### DO THIS:
Each line below should be quoted exactly, please.

### PROVIDED INFORMATION:
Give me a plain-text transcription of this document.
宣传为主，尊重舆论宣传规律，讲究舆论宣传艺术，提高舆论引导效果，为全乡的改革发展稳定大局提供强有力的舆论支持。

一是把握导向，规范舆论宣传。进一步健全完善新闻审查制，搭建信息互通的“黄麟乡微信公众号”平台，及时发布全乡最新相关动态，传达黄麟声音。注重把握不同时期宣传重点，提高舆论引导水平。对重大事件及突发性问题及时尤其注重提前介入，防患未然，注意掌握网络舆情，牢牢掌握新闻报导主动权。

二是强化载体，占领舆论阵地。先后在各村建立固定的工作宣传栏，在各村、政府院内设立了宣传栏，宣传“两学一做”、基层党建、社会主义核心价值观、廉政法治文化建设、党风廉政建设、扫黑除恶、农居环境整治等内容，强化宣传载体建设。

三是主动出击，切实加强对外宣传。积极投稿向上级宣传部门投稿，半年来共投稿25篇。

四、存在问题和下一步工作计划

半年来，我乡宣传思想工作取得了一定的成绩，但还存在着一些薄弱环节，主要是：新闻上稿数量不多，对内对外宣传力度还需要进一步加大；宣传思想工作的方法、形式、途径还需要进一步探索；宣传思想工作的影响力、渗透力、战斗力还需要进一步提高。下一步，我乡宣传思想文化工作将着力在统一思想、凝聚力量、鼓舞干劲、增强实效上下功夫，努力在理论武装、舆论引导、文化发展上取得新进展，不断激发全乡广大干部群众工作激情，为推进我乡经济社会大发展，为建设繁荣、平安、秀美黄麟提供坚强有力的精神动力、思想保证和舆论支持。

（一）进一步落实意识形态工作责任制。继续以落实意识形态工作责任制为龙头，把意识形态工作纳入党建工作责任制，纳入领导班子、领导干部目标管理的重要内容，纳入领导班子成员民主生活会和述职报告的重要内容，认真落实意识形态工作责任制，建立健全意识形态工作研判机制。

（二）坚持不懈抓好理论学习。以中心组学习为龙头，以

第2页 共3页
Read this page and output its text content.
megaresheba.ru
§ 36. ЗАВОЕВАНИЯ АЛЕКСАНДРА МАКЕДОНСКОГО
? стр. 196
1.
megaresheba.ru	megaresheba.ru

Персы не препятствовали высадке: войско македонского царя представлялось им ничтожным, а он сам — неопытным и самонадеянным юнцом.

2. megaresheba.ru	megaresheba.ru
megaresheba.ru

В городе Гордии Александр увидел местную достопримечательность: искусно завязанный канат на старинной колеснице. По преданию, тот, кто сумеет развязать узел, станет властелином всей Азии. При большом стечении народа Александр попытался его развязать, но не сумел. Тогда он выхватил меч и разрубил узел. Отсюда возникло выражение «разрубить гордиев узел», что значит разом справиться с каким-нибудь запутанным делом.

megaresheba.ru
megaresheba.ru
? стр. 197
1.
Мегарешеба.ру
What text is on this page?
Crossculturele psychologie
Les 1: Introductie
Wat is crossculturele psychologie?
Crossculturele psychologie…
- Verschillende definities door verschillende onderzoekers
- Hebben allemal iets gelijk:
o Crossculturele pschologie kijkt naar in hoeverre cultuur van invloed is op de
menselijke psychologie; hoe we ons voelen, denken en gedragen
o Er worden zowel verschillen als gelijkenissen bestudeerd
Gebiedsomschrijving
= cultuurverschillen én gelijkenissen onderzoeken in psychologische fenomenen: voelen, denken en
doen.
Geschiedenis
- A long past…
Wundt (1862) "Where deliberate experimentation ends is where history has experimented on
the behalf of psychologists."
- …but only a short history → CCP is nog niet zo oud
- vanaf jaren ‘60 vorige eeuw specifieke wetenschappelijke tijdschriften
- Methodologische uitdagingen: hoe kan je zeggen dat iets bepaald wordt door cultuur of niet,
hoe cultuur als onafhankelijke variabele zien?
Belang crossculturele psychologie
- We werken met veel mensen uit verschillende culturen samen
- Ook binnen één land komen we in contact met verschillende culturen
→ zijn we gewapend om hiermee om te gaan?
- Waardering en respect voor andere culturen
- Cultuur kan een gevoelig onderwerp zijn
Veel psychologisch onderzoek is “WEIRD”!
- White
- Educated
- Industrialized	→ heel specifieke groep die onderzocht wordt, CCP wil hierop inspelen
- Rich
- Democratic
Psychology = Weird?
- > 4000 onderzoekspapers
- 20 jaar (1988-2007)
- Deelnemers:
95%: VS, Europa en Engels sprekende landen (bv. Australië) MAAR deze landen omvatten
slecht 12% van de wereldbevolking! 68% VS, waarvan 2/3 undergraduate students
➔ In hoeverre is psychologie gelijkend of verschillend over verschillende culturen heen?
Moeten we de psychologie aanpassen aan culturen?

### THE REPLY:
Give me a plain-text transcription of this document.
宣传为主，尊重舆论宣传规律，讲究舆论宣传艺术，提高舆论引导效果，为全乡的改革发展稳定大局提供强有力的舆论支持。

一是把握导向，规范舆论宣传。进一步健全完善新闻审查制，搭建信息互通的“黄麟乡微信公众号”平台，及时发布全乡最新相关动态，传达黄麟声音。注重把握不同时期宣传重点，提高舆论引导水平。对重大事件及突发性问题及时尤其注重提前介入，防患未然，注意掌握网络舆情，牢牢掌握新闻报导主动权。

二是强化载体，占领舆论阵地。先后在各村建立固定的工作宣传栏，在各村、政府院内设立了宣传栏，宣传“两学一做”、基层党建、社会主义核心价值观、廉政法治文化建设、党风廉政建设、扫黑除恶、农居环境整治等内容，强化宣传载体建设。

三是主动出击，切实加强对外宣传。积极投稿向上级宣传部门投稿，半年来共投稿25篇。

四、存在问题和下一步工作计划

半年来，我乡宣传思想工作取得了一定的成绩，但还存在着一些薄弱环节，主要是：新闻上稿数量不多，对内对外宣传力度还需要进一步加大；宣传思想工作的方法、形式、途径还需要进一步探索；宣传思想工作的影响力、渗透力、战斗力还需要进一步提高。下一步，我乡宣传思想文化工作将着力在统一思想、凝聚力量、鼓舞干劲、增强实效上下功夫，努力在理论武装、舆论引导、文化发展上取得新进展，不断激发全乡广大干部群众工作激情，为推进我乡经济社会大发展，为建设繁荣、平安、秀美黄麟提供坚强有力的精神动力、思想保证和舆论支持。

（一）进一步落实意识形态工作责任制。继续以落实意识形态工作责任制为龙头，把意识形态工作纳入党建工作责任制，纳入领导班子、领导干部目标管理的重要内容，纳入领导班子成员民主生活会和述职报告的重要内容，认真落实意识形态工作责任制，建立健全意识形态工作研判机制。

（二）坚持不懈抓好理论学习。以中心组学习为龙头，以

第2页 共3页
Read this page and output its text content.
megaresheba.ru
§ 36. ЗАВОЕВАНИЯ АЛЕКСАНДРА МАКЕДОНСКОГО
? стр. 196
1.
megaresheba.ru	megaresheba.ru

Персы не препятствовали высадке: войско македонского царя представлялось им ничтожным, а он сам — неопытным и самонадеянным юнцом.

2. megaresheba.ru	megaresheba.ru
megaresheba.ru

В городе Гордии Александр увидел местную достопримечательность: искусно завязанный канат на старинной колеснице. По преданию, тот, кто сумеет развязать узел, станет властелином всей Азии. При большом стечении народа Александр попытался его развязать, но не сумел. Тогда он выхватил меч и разрубил узел. Отсюда возникло выражение «разрубить гордиев узел», что значит разом справиться с каким-нибудь запутанным делом.

megaresheba.ru
megaresheba.ru
? стр. 197
1.
Мегарешеба.ру
What text is on this page?
Crossculturele psychologie
Les 1: Introductie
Wat is crossculturele psychologie?
Crossculturele psychologie…
- Verschillende definities door verschillende onderzoekers
- Hebben allemal iets gelijk:
o Crossculturele pschologie kijkt naar in hoeverre cultuur van invloed is op de
menselijke psychologie; hoe we ons voelen, denken en gedragen
o Er worden zowel verschillen als gelijkenissen bestudeerd
Gebiedsomschrijving
= cultuurverschillen én gelijkenissen onderzoeken in psychologische fenomenen: voelen, denken en
doen.
Geschiedenis
- A long past…
Wundt (1862) "Where deliberate experimentation ends is where history has experimented on
the behalf of psychologists."
- …but only a short history → CCP is nog niet zo oud
- vanaf jaren ‘60 vorige eeuw specifieke wetenschappelijke tijdschriften
- Methodologische uitdagingen: hoe kan je zeggen dat iets bepaald wordt door cultuur of niet,
hoe cultuur als onafhankelijke variabele zien?
Belang crossculturele psychologie
- We werken met veel mensen uit verschillende culturen samen
- Ook binnen één land komen we in contact met verschillende culturen
→ zijn we gewapend om hiermee om te gaan?
- Waardering en respect voor andere culturen
- Cultuur kan een gevoelig onderwerp zijn
Veel psychologisch onderzoek is “WEIRD”!
- White
- Educated
- Industrialized	→ heel specifieke groep die onderzocht wordt, CCP wil hierop inspelen
- Rich
- Democratic
Psychology = Weird?
- > 4000 onderzoekspapers
- 20 jaar (1988-2007)
- Deelnemers:
95%: VS, Europa en Engels sprekende landen (bv. Australië) MAAR deze landen omvatten
slecht 12% van de wereldbevolking! 68% VS, waarvan 2/3 undergraduate students
➔ In hoeverre is psychologie gelijkend of verschillend over verschillende culturen heen?
Moeten we de psychologie aanpassen aan culturen?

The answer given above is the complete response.